Problem to work on: Find every line with the word "prefix" and give their count, nothing else.

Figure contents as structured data

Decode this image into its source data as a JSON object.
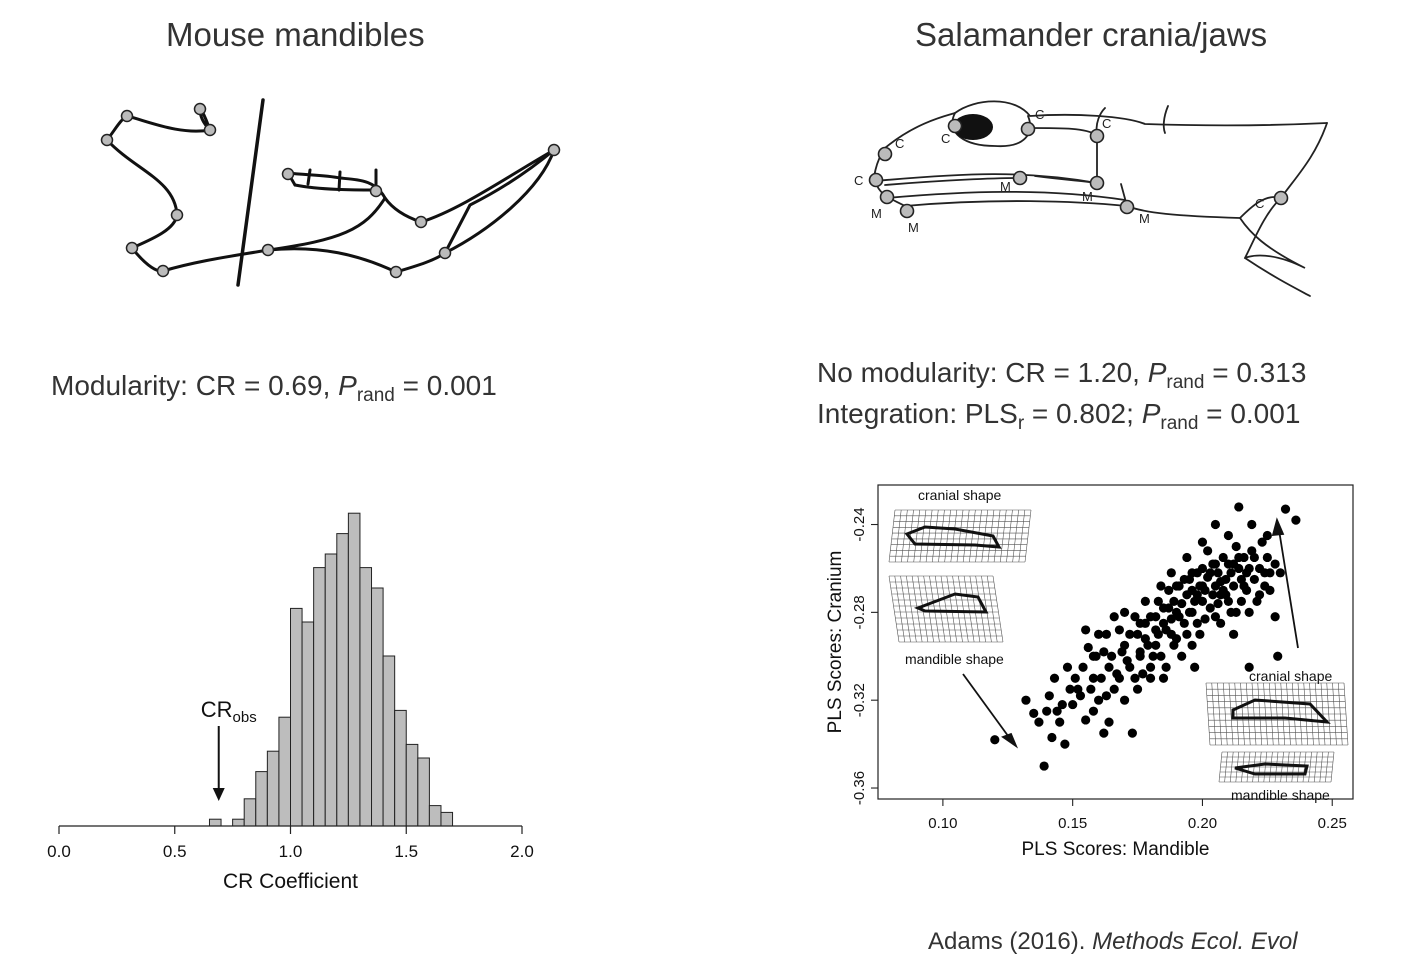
{
  "left": {
    "title": "Mouse mandibles",
    "stat": {
      "prefix": "Modularity: CR = 0.69, ",
      "p_letter": "P",
      "p_sub": "rand",
      "suffix": " = 0.001"
    }
  },
  "right": {
    "title": "Salamander crania/jaws",
    "stat1": {
      "prefix": "No modularity: CR = 1.20, ",
      "p_letter": "P",
      "p_sub": "rand",
      "suffix": " = 0.313"
    },
    "stat2": {
      "prefix": "Integration: PLS",
      "r_sub": "r",
      "mid": " = 0.802; ",
      "p_letter": "P",
      "p_sub": "rand",
      "suffix": " = 0.001"
    }
  },
  "salamander_labels": {
    "c": "C",
    "m": "M"
  },
  "citation": {
    "author": "Adams (2016). ",
    "journal": "Methods Ecol. Evol"
  },
  "chart_data": [
    {
      "type": "bar",
      "xlabel": "CR Coefficient",
      "xticks": [
        0.0,
        0.5,
        1.0,
        1.5,
        2.0
      ],
      "xtick_labels": [
        "0.0",
        "0.5",
        "1.0",
        "1.5",
        "2.0"
      ],
      "xlim": [
        0.0,
        2.0
      ],
      "bin_width": 0.05,
      "bin_starts": [
        0.65,
        0.7,
        0.75,
        0.8,
        0.85,
        0.9,
        0.95,
        1.0,
        1.05,
        1.1,
        1.15,
        1.2,
        1.25,
        1.3,
        1.35,
        1.4,
        1.45,
        1.5,
        1.55,
        1.6,
        1.65
      ],
      "counts": [
        1,
        0,
        1,
        4,
        8,
        11,
        16,
        32,
        30,
        38,
        40,
        43,
        46,
        38,
        35,
        25,
        17,
        12,
        10,
        3,
        2
      ],
      "annotation": {
        "text": "CR",
        "sub": "obs",
        "x": 0.69
      },
      "color": "#bdbdbd"
    },
    {
      "type": "scatter",
      "xlabel": "PLS Scores: Mandible",
      "ylabel": "PLS Scores: Cranium",
      "xticks": [
        0.1,
        0.15,
        0.2,
        0.25
      ],
      "xtick_labels": [
        "0.10",
        "0.15",
        "0.20",
        "0.25"
      ],
      "yticks": [
        -0.24,
        -0.28,
        -0.32,
        -0.36
      ],
      "ytick_labels": [
        "-0.24",
        "-0.28",
        "-0.32",
        "-0.36"
      ],
      "xlim": [
        0.075,
        0.258
      ],
      "ylim": [
        -0.365,
        -0.222
      ],
      "annotations": [
        "cranial shape",
        "mandible shape",
        "cranial shape",
        "mandible shape"
      ],
      "points": [
        [
          0.12,
          -0.338
        ],
        [
          0.139,
          -0.35
        ],
        [
          0.135,
          -0.326
        ],
        [
          0.142,
          -0.337
        ],
        [
          0.14,
          -0.325
        ],
        [
          0.145,
          -0.33
        ],
        [
          0.15,
          -0.322
        ],
        [
          0.152,
          -0.315
        ],
        [
          0.155,
          -0.329
        ],
        [
          0.158,
          -0.31
        ],
        [
          0.16,
          -0.32
        ],
        [
          0.162,
          -0.335
        ],
        [
          0.164,
          -0.305
        ],
        [
          0.158,
          -0.3
        ],
        [
          0.155,
          -0.288
        ],
        [
          0.16,
          -0.29
        ],
        [
          0.165,
          -0.3
        ],
        [
          0.168,
          -0.31
        ],
        [
          0.17,
          -0.295
        ],
        [
          0.172,
          -0.305
        ],
        [
          0.173,
          -0.335
        ],
        [
          0.175,
          -0.29
        ],
        [
          0.176,
          -0.3
        ],
        [
          0.178,
          -0.285
        ],
        [
          0.18,
          -0.282
        ],
        [
          0.182,
          -0.295
        ],
        [
          0.183,
          -0.29
        ],
        [
          0.184,
          -0.3
        ],
        [
          0.185,
          -0.278
        ],
        [
          0.186,
          -0.288
        ],
        [
          0.187,
          -0.27
        ],
        [
          0.188,
          -0.283
        ],
        [
          0.189,
          -0.275
        ],
        [
          0.19,
          -0.28
        ],
        [
          0.19,
          -0.292
        ],
        [
          0.191,
          -0.268
        ],
        [
          0.192,
          -0.276
        ],
        [
          0.193,
          -0.285
        ],
        [
          0.194,
          -0.272
        ],
        [
          0.195,
          -0.265
        ],
        [
          0.195,
          -0.28
        ],
        [
          0.196,
          -0.27
        ],
        [
          0.197,
          -0.275
        ],
        [
          0.198,
          -0.262
        ],
        [
          0.198,
          -0.285
        ],
        [
          0.199,
          -0.268
        ],
        [
          0.2,
          -0.275
        ],
        [
          0.2,
          -0.26
        ],
        [
          0.201,
          -0.27
        ],
        [
          0.202,
          -0.264
        ],
        [
          0.203,
          -0.278
        ],
        [
          0.204,
          -0.258
        ],
        [
          0.205,
          -0.268
        ],
        [
          0.205,
          -0.282
        ],
        [
          0.206,
          -0.262
        ],
        [
          0.207,
          -0.272
        ],
        [
          0.208,
          -0.255
        ],
        [
          0.208,
          -0.27
        ],
        [
          0.209,
          -0.265
        ],
        [
          0.21,
          -0.258
        ],
        [
          0.21,
          -0.275
        ],
        [
          0.211,
          -0.262
        ],
        [
          0.212,
          -0.268
        ],
        [
          0.213,
          -0.25
        ],
        [
          0.213,
          -0.28
        ],
        [
          0.214,
          -0.26
        ],
        [
          0.215,
          -0.265
        ],
        [
          0.215,
          -0.275
        ],
        [
          0.216,
          -0.255
        ],
        [
          0.217,
          -0.27
        ],
        [
          0.218,
          -0.26
        ],
        [
          0.218,
          -0.28
        ],
        [
          0.219,
          -0.252
        ],
        [
          0.22,
          -0.265
        ],
        [
          0.221,
          -0.275
        ],
        [
          0.222,
          -0.26
        ],
        [
          0.223,
          -0.248
        ],
        [
          0.224,
          -0.268
        ],
        [
          0.225,
          -0.255
        ],
        [
          0.226,
          -0.27
        ],
        [
          0.228,
          -0.258
        ],
        [
          0.23,
          -0.262
        ],
        [
          0.232,
          -0.233
        ],
        [
          0.236,
          -0.238
        ],
        [
          0.214,
          -0.232
        ],
        [
          0.205,
          -0.24
        ],
        [
          0.2,
          -0.248
        ],
        [
          0.225,
          -0.245
        ],
        [
          0.228,
          -0.282
        ],
        [
          0.218,
          -0.305
        ],
        [
          0.196,
          -0.295
        ],
        [
          0.166,
          -0.282
        ],
        [
          0.175,
          -0.315
        ],
        [
          0.18,
          -0.31
        ],
        [
          0.163,
          -0.318
        ],
        [
          0.158,
          -0.325
        ],
        [
          0.148,
          -0.305
        ],
        [
          0.143,
          -0.31
        ],
        [
          0.17,
          -0.32
        ],
        [
          0.186,
          -0.305
        ],
        [
          0.192,
          -0.3
        ],
        [
          0.199,
          -0.29
        ],
        [
          0.181,
          -0.3
        ],
        [
          0.174,
          -0.282
        ],
        [
          0.169,
          -0.298
        ],
        [
          0.177,
          -0.308
        ],
        [
          0.153,
          -0.318
        ],
        [
          0.147,
          -0.34
        ],
        [
          0.132,
          -0.32
        ],
        [
          0.164,
          -0.33
        ],
        [
          0.183,
          -0.275
        ],
        [
          0.188,
          -0.262
        ],
        [
          0.194,
          -0.255
        ],
        [
          0.202,
          -0.252
        ],
        [
          0.21,
          -0.245
        ],
        [
          0.219,
          -0.24
        ],
        [
          0.207,
          -0.285
        ],
        [
          0.212,
          -0.29
        ],
        [
          0.197,
          -0.305
        ],
        [
          0.189,
          -0.295
        ],
        [
          0.178,
          -0.292
        ],
        [
          0.171,
          -0.302
        ],
        [
          0.168,
          -0.288
        ],
        [
          0.161,
          -0.31
        ],
        [
          0.156,
          -0.296
        ],
        [
          0.151,
          -0.31
        ],
        [
          0.146,
          -0.322
        ],
        [
          0.141,
          -0.318
        ],
        [
          0.137,
          -0.33
        ],
        [
          0.154,
          -0.305
        ],
        [
          0.162,
          -0.298
        ],
        [
          0.179,
          -0.295
        ],
        [
          0.185,
          -0.285
        ],
        [
          0.191,
          -0.282
        ],
        [
          0.204,
          -0.272
        ],
        [
          0.211,
          -0.28
        ],
        [
          0.216,
          -0.268
        ],
        [
          0.222,
          -0.272
        ],
        [
          0.226,
          -0.262
        ],
        [
          0.203,
          -0.262
        ],
        [
          0.196,
          -0.262
        ],
        [
          0.193,
          -0.265
        ],
        [
          0.201,
          -0.283
        ],
        [
          0.206,
          -0.276
        ],
        [
          0.209,
          -0.272
        ],
        [
          0.214,
          -0.255
        ],
        [
          0.22,
          -0.255
        ],
        [
          0.224,
          -0.262
        ],
        [
          0.217,
          -0.262
        ],
        [
          0.187,
          -0.278
        ],
        [
          0.182,
          -0.288
        ],
        [
          0.176,
          -0.298
        ],
        [
          0.167,
          -0.308
        ],
        [
          0.159,
          -0.3
        ],
        [
          0.157,
          -0.315
        ],
        [
          0.149,
          -0.315
        ],
        [
          0.144,
          -0.325
        ],
        [
          0.172,
          -0.29
        ],
        [
          0.18,
          -0.305
        ],
        [
          0.185,
          -0.31
        ],
        [
          0.174,
          -0.31
        ],
        [
          0.166,
          -0.315
        ],
        [
          0.163,
          -0.29
        ],
        [
          0.17,
          -0.28
        ],
        [
          0.178,
          -0.275
        ],
        [
          0.184,
          -0.268
        ],
        [
          0.19,
          -0.268
        ],
        [
          0.196,
          -0.28
        ],
        [
          0.2,
          -0.268
        ],
        [
          0.207,
          -0.266
        ],
        [
          0.212,
          -0.258
        ],
        [
          0.205,
          -0.258
        ],
        [
          0.198,
          -0.272
        ],
        [
          0.194,
          -0.29
        ],
        [
          0.188,
          -0.29
        ],
        [
          0.182,
          -0.282
        ],
        [
          0.176,
          -0.285
        ],
        [
          0.229,
          -0.3
        ]
      ],
      "point_color": "#000000"
    }
  ]
}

Response to the task: 3